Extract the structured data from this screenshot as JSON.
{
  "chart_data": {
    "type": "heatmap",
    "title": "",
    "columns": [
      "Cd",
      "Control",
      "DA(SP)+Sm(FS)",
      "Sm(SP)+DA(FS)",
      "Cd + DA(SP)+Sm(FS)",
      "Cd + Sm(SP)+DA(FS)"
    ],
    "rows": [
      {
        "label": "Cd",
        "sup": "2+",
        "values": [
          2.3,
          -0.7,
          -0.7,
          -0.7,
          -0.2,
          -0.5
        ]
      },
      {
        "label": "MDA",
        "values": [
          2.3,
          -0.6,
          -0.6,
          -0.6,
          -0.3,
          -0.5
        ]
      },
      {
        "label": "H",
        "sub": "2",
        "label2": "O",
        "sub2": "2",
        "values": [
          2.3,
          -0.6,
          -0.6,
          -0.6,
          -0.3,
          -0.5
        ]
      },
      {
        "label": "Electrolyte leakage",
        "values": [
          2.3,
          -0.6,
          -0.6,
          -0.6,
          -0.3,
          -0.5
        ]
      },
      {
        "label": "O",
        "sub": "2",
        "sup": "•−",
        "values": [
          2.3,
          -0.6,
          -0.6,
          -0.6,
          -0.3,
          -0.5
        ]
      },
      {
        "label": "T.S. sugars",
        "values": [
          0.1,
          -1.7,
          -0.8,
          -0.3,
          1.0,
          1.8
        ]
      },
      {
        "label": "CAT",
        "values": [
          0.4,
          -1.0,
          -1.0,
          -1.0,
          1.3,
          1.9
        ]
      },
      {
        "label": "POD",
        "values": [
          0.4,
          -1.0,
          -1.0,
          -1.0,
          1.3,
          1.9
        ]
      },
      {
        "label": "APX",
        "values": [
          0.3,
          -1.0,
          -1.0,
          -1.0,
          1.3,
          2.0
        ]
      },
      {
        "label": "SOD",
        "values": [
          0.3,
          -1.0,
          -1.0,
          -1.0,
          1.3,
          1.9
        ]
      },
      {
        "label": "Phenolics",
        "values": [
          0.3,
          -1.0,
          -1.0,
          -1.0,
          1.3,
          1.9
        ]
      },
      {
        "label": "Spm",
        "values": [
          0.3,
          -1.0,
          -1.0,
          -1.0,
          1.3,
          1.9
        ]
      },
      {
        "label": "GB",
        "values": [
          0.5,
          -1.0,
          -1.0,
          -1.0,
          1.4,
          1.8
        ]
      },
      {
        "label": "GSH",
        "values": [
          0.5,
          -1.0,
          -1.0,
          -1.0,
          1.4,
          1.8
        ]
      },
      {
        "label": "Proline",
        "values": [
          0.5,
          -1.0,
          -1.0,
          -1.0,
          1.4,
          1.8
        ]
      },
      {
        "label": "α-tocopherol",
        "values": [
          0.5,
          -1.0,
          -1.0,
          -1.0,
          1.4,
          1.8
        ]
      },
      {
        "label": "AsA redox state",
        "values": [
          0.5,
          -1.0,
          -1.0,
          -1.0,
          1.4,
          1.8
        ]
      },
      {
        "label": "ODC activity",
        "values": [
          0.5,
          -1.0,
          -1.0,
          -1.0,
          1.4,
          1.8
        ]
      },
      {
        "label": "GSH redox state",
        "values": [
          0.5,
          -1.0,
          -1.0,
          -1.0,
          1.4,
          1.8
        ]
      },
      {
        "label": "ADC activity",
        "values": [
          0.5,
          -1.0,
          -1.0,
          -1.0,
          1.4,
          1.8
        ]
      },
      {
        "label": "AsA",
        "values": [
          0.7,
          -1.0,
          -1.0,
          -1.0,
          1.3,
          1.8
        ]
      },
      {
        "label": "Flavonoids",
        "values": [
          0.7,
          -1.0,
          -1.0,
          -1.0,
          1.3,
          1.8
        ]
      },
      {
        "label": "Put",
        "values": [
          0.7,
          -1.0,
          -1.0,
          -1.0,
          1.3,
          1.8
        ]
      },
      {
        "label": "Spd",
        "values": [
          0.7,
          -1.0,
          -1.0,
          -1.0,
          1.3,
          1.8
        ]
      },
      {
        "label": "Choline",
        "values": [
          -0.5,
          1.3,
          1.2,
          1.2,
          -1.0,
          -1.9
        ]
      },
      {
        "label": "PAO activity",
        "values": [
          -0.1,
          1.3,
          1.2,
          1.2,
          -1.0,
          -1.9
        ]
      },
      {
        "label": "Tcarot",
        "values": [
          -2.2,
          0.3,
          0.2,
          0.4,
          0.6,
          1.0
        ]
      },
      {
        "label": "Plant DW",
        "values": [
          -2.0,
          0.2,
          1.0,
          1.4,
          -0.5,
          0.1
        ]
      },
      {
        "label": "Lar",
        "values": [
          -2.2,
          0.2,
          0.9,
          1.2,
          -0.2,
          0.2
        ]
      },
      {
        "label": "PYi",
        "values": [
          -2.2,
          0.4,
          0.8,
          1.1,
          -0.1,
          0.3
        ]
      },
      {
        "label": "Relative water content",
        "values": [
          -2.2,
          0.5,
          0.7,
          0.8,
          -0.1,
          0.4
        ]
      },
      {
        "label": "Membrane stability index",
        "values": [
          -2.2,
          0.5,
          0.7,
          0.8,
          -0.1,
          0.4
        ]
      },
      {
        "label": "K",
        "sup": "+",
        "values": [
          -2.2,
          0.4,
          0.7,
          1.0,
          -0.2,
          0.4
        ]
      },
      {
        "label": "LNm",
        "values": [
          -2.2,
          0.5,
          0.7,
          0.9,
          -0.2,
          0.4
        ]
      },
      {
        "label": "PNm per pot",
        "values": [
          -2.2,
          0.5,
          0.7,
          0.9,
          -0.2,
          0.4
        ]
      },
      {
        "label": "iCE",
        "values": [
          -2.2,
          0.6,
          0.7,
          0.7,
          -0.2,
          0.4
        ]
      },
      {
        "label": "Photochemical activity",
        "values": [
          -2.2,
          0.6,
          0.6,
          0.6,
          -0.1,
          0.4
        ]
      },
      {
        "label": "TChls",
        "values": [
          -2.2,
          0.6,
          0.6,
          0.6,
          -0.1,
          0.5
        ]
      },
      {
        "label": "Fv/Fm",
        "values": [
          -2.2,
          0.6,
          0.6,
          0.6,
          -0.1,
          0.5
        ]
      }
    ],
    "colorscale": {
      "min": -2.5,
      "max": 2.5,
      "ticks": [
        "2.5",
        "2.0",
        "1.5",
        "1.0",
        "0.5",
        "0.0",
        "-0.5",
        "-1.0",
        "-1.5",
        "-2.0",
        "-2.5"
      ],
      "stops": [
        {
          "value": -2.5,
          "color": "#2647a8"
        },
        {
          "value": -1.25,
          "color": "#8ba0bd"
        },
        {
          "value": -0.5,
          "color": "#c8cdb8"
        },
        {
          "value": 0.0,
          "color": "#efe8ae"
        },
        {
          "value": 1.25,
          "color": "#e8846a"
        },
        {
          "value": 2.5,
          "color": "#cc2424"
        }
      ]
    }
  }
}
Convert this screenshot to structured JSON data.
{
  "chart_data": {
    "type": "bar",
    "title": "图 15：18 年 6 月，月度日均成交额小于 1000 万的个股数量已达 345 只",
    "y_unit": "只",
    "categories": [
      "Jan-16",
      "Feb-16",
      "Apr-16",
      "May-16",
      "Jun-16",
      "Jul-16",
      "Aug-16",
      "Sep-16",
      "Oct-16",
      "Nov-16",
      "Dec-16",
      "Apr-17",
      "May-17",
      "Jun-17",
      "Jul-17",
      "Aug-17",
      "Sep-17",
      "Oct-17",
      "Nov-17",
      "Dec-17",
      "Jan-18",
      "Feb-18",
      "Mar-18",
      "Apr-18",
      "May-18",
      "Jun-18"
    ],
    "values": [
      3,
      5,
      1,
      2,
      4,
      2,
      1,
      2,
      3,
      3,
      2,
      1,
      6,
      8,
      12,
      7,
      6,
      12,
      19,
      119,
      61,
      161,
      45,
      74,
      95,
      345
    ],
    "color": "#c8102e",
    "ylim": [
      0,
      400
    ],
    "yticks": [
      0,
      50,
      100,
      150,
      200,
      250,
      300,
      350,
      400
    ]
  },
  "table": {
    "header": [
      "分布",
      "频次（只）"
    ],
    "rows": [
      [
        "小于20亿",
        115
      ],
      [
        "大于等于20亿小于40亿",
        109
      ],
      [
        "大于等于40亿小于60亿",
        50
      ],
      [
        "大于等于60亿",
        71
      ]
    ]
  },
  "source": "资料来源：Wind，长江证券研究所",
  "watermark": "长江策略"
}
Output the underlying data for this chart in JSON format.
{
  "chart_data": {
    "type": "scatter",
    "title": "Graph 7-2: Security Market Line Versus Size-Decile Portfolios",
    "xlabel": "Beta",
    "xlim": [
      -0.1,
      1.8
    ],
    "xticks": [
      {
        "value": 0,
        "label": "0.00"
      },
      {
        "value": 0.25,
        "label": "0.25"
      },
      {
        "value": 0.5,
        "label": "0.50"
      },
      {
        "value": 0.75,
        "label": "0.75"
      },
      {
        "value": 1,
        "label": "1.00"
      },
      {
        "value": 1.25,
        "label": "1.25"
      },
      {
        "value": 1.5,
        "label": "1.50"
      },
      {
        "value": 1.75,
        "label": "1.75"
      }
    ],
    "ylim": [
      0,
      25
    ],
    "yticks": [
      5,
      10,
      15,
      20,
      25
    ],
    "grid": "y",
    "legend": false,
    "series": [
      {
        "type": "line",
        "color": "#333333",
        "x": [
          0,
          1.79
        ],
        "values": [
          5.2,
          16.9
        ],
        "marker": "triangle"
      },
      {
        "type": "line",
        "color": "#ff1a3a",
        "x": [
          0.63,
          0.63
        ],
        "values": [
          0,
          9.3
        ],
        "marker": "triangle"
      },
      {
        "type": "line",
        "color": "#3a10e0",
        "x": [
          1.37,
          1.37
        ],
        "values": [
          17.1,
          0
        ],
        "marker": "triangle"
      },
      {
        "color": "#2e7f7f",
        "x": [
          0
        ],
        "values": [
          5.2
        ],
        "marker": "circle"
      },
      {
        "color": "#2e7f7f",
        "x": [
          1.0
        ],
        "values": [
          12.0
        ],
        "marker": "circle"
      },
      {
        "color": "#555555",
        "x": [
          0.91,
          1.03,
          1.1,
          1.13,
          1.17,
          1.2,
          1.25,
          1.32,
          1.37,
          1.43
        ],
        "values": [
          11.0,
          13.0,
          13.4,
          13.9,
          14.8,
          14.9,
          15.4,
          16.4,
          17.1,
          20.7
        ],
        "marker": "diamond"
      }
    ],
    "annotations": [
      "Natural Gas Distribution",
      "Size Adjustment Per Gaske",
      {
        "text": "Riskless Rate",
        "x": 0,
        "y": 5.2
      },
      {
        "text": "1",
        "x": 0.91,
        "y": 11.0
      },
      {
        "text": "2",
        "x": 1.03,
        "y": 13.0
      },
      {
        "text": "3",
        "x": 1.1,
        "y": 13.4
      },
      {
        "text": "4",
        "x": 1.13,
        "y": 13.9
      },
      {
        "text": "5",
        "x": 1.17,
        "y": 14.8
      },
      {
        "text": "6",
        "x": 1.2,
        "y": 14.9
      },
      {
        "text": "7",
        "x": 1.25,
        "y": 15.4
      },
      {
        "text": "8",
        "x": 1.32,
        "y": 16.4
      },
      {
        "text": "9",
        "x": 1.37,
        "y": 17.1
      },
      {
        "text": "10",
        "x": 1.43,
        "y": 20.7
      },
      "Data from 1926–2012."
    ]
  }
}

▬▬▬▬▬▬▬▬▬▬

--- THE TASK ---
Among the lines above, how many contain the string "JSON"? State the number alone.

--- TASK RESULT ---
3